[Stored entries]

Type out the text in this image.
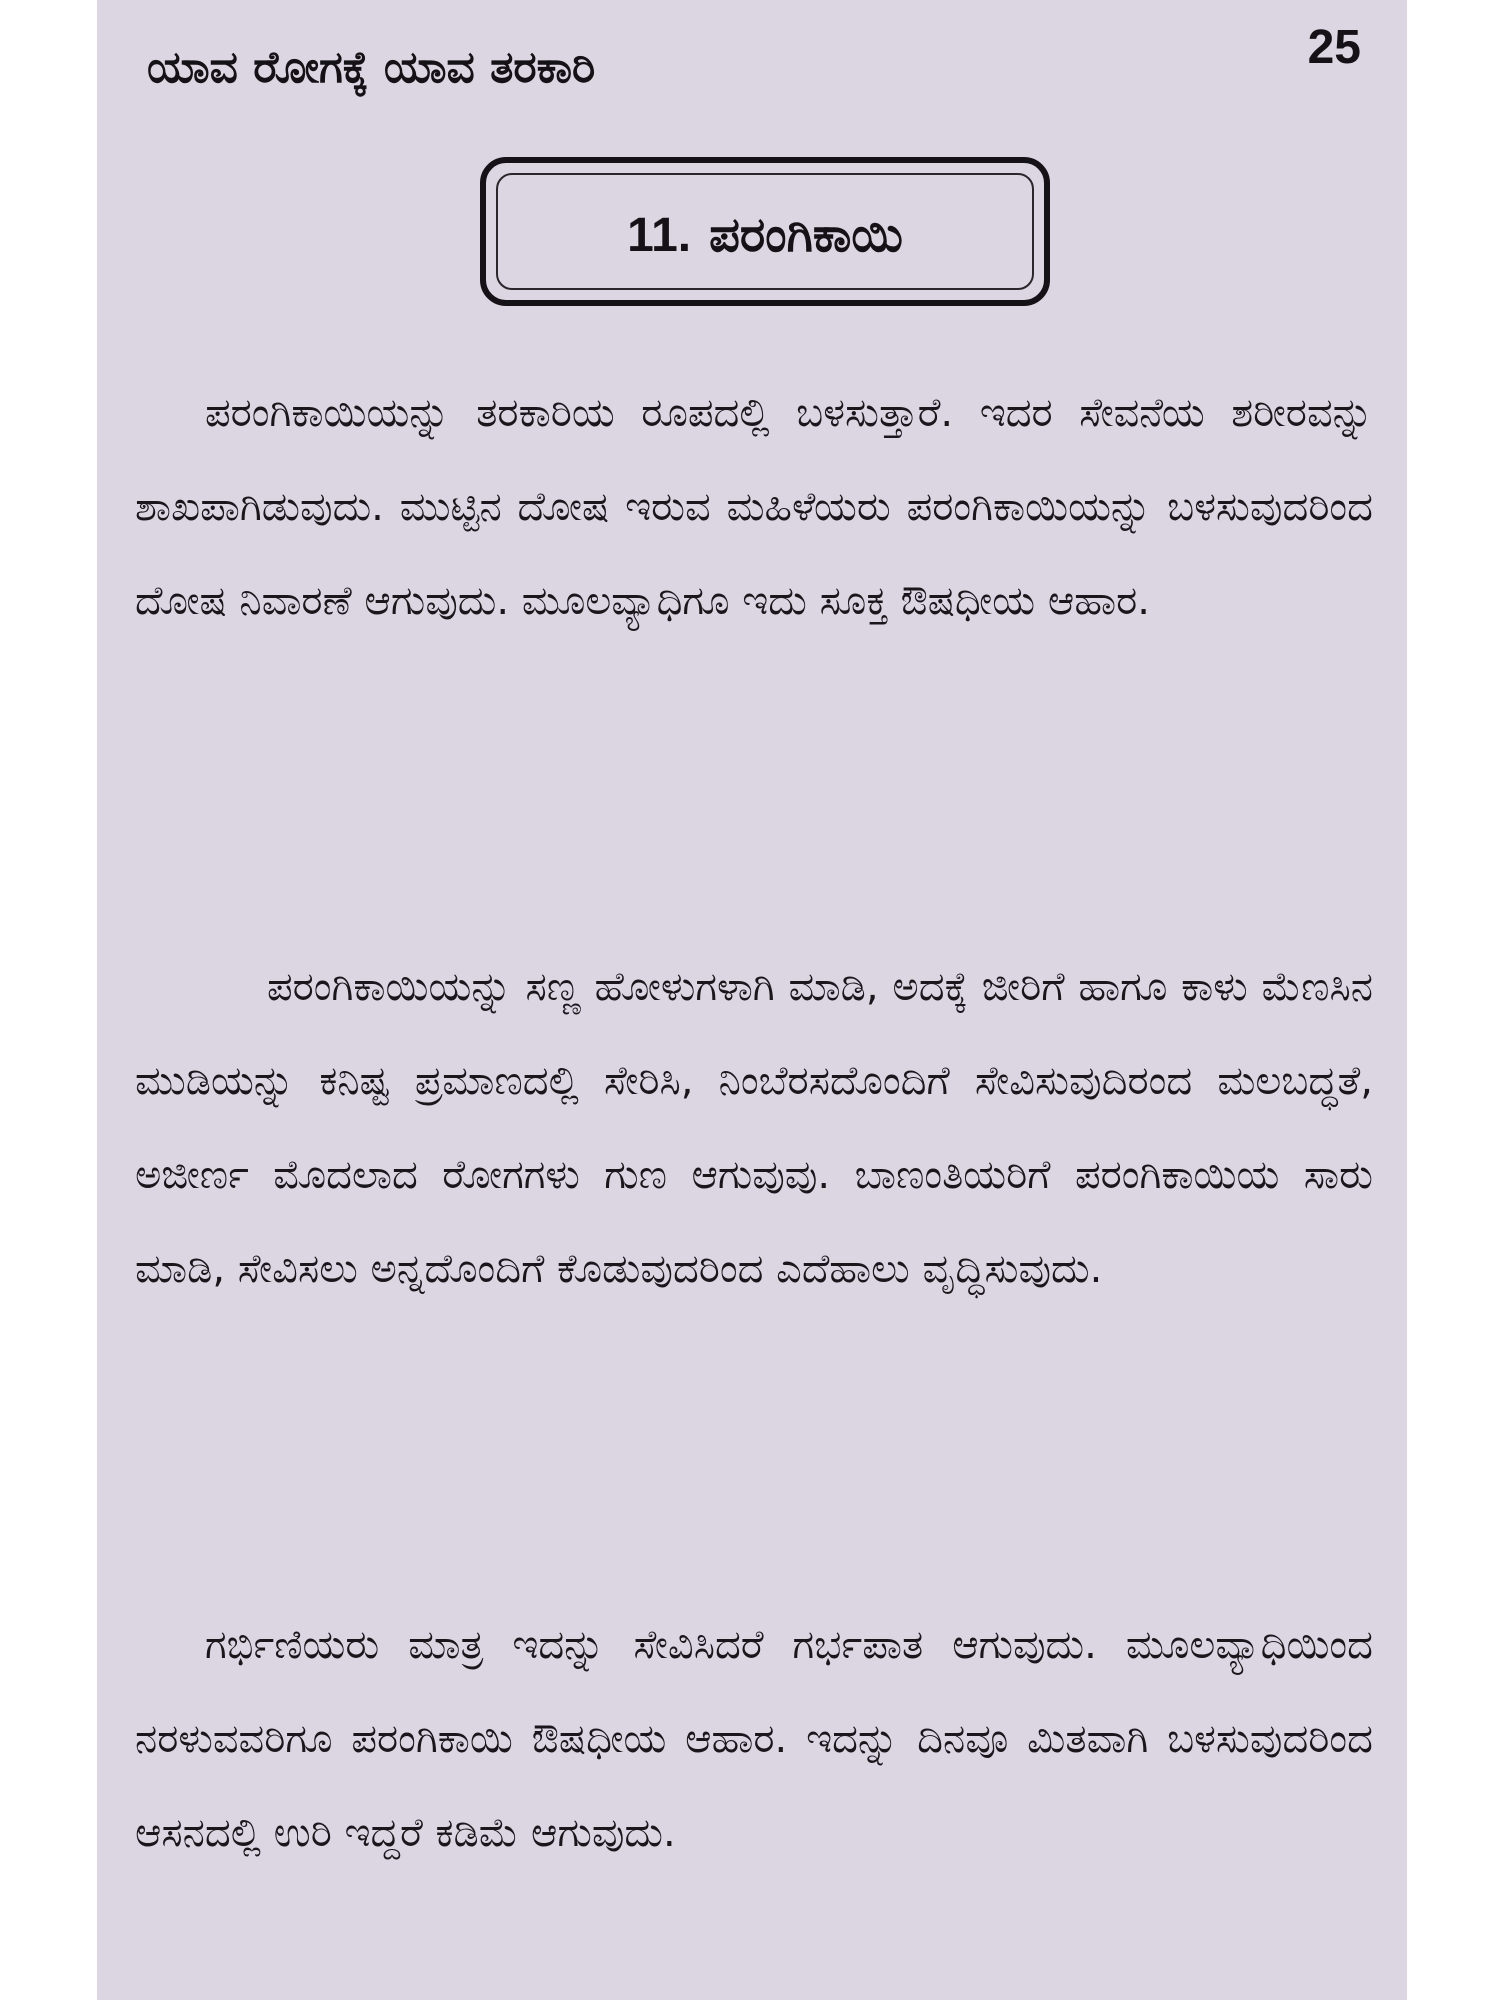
ಯಾವ ರೋಗಕ್ಕೆ ಯಾವ ತರಕಾರಿ	25
11. ಪರಂಗಿಕಾಯಿ

ಪರಂಗಿಕಾಯಿಯನ್ನು ತರಕಾರಿಯ ರೂಪದಲ್ಲಿ ಬಳಸುತ್ತಾರೆ. ಇದರ ಸೇವನೆಯ ಶರೀರವನ್ನು ಶಾಖಪಾಗಿಡುವುದು. ಮುಟ್ಟಿನ ದೋಷ ಇರುವ ಮಹಿಳೆಯರು ಪರಂಗಿಕಾಯಿಯನ್ನು ಬಳಸುವುದರಿಂದ ದೋಷ ನಿವಾರಣೆ ಆಗುವುದು. ಮೂಲವ್ಯಾಧಿಗೂ ಇದು ಸೂಕ್ತ ಔಷಧೀಯ ಆಹಾರ.

ಪರಂಗಿಕಾಯಿಯನ್ನು ಸಣ್ಣ ಹೋಳುಗಳಾಗಿ ಮಾಡಿ, ಅದಕ್ಕೆ ಜೀರಿಗೆ ಹಾಗೂ ಕಾಳು ಮೆಣಸಿನ ಮುಡಿಯನ್ನು ಕನಿಷ್ಟ ಪ್ರಮಾಣದಲ್ಲಿ ಸೇರಿಸಿ, ನಿಂಬೆರಸದೊಂದಿಗೆ ಸೇವಿಸುವುದಿರಂದ ಮಲಬದ್ಧತೆ, ಅಜೀರ್ಣ ಮೊದಲಾದ ರೋಗಗಳು ಗುಣ ಆಗುವುವು. ಬಾಣಂತಿಯರಿಗೆ ಪರಂಗಿಕಾಯಿಯ ಸಾರು ಮಾಡಿ, ಸೇವಿಸಲು ಅನ್ನದೊಂದಿಗೆ ಕೊಡುವುದರಿಂದ ಎದೆಹಾಲು ವೃದ್ಧಿಸುವುದು.

ಗರ್ಭಿಣಿಯರು ಮಾತ್ರ ಇದನ್ನು ಸೇವಿಸಿದರೆ ಗರ್ಭಪಾತ ಆಗುವುದು. ಮೂಲವ್ಯಾಧಿಯಿಂದ ನರಳುವವರಿಗೂ ಪರಂಗಿಕಾಯಿ ಔಷಧೀಯ ಆಹಾರ. ಇದನ್ನು ದಿನವೂ ಮಿತವಾಗಿ ಬಳಸುವುದರಿಂದ ಆಸನದಲ್ಲಿ ಉರಿ ಇದ್ದರೆ ಕಡಿಮೆ ಆಗುವುದು.
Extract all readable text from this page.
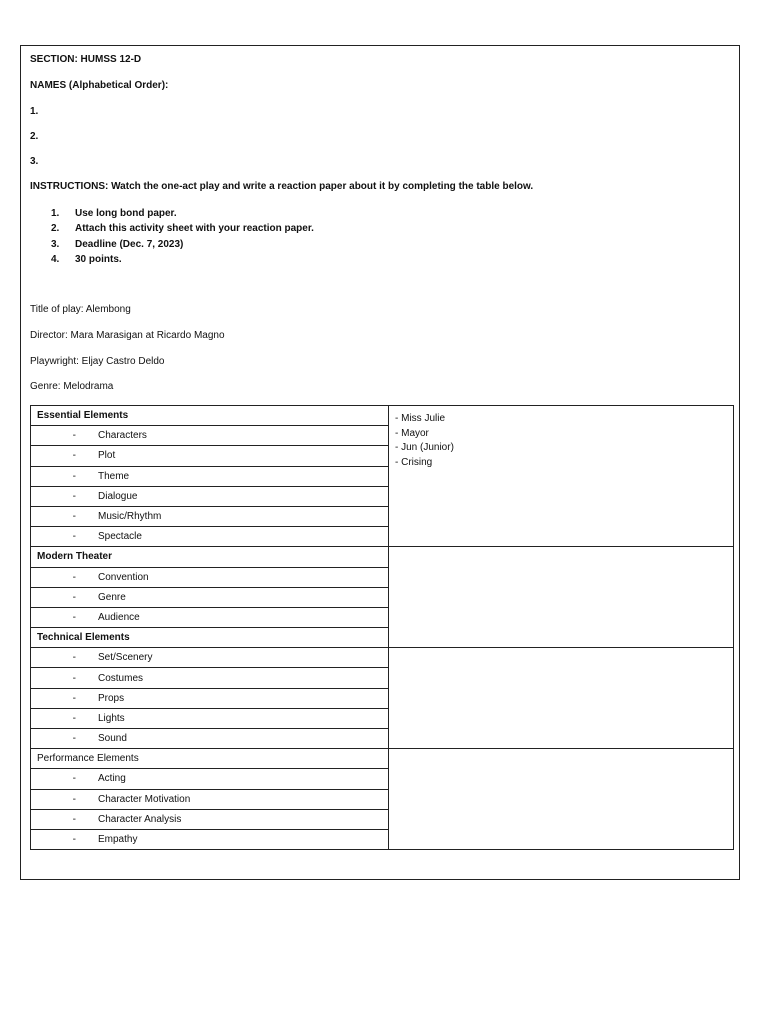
SECTION: HUMSS 12-D
NAMES (Alphabetical Order):
1.
2.
3.
INSTRUCTIONS: Watch the one-act play and write a reaction paper about it by completing the table below.
1. Use long bond paper.
2. Attach this activity sheet with your reaction paper.
3. Deadline (Dec. 7, 2023)
4. 30 points.
Title of play: Alembong
Director: Mara Marasigan at Ricardo Magno
Playwright: Eljay Castro Deldo
Genre: Melodrama
Essential Elements	- Miss Julie
- Mayor
- Jun (Junior)
- Crising

- Characters	
- Plot	
- Theme	
- Dialogue	
- Music/Rhythm	
- Spectacle	
Modern Theater	
- Convention	
- Genre	
- Audience	
Technical Elements	
- Set/Scenery	
- Costumes	
- Props	
- Lights	
- Sound	
Performance Elements	
- Acting	
- Character Motivation	
- Character Analysis	
- Empathy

EXERCISE BRIEF: Transcribe the records above verbatim. Do not carry over any picture.

EXERCISE RESPONSE:
Type out the text in this image.
ಯಾವ ರೋಗಕ್ಕೆ ಯಾವ ತರಕಾರಿ	25
11. ಪರಂಗಿಕಾಯಿ

ಪರಂಗಿಕಾಯಿಯನ್ನು ತರಕಾರಿಯ ರೂಪದಲ್ಲಿ ಬಳಸುತ್ತಾರೆ. ಇದರ ಸೇವನೆಯ ಶರೀರವನ್ನು ಶಾಖಪಾಗಿಡುವುದು. ಮುಟ್ಟಿನ ದೋಷ ಇರುವ ಮಹಿಳೆಯರು ಪರಂಗಿಕಾಯಿಯನ್ನು ಬಳಸುವುದರಿಂದ ದೋಷ ನಿವಾರಣೆ ಆಗುವುದು. ಮೂಲವ್ಯಾಧಿಗೂ ಇದು ಸೂಕ್ತ ಔಷಧೀಯ ಆಹಾರ.

ಪರಂಗಿಕಾಯಿಯನ್ನು ಸಣ್ಣ ಹೋಳುಗಳಾಗಿ ಮಾಡಿ, ಅದಕ್ಕೆ ಜೀರಿಗೆ ಹಾಗೂ ಕಾಳು ಮೆಣಸಿನ ಮುಡಿಯನ್ನು ಕನಿಷ್ಟ ಪ್ರಮಾಣದಲ್ಲಿ ಸೇರಿಸಿ, ನಿಂಬೆರಸದೊಂದಿಗೆ ಸೇವಿಸುವುದಿರಂದ ಮಲಬದ್ಧತೆ, ಅಜೀರ್ಣ ಮೊದಲಾದ ರೋಗಗಳು ಗುಣ ಆಗುವುವು. ಬಾಣಂತಿಯರಿಗೆ ಪರಂಗಿಕಾಯಿಯ ಸಾರು ಮಾಡಿ, ಸೇವಿಸಲು ಅನ್ನದೊಂದಿಗೆ ಕೊಡುವುದರಿಂದ ಎದೆಹಾಲು ವೃದ್ಧಿಸುವುದು.

ಗರ್ಭಿಣಿಯರು ಮಾತ್ರ ಇದನ್ನು ಸೇವಿಸಿದರೆ ಗರ್ಭಪಾತ ಆಗುವುದು. ಮೂಲವ್ಯಾಧಿಯಿಂದ ನರಳುವವರಿಗೂ ಪರಂಗಿಕಾಯಿ ಔಷಧೀಯ ಆಹಾರ. ಇದನ್ನು ದಿನವೂ ಮಿತವಾಗಿ ಬಳಸುವುದರಿಂದ ಆಸನದಲ್ಲಿ ಉರಿ ಇದ್ದರೆ ಕಡಿಮೆ ಆಗುವುದು.
Extract all readable text from this page.
SECTION: HUMSS 12-D
NAMES (Alphabetical Order):
1.
2.
3.
INSTRUCTIONS: Watch the one-act play and write a reaction paper about it by completing the table below.
1. Use long bond paper.
2. Attach this activity sheet with your reaction paper.
3. Deadline (Dec. 7, 2023)
4. 30 points.
Title of play: Alembong
Director: Mara Marasigan at Ricardo Magno
Playwright: Eljay Castro Deldo
Genre: Melodrama
Essential Elements	- Miss Julie
- Mayor
- Jun (Junior)
- Crising

- Characters	
- Plot	
- Theme	
- Dialogue	
- Music/Rhythm	
- Spectacle	
Modern Theater	
- Convention	
- Genre	
- Audience	
Technical Elements	
- Set/Scenery	
- Costumes	
- Props	
- Lights	
- Sound	
Performance Elements	
- Acting	
- Character Motivation	
- Character Analysis	
- Empathy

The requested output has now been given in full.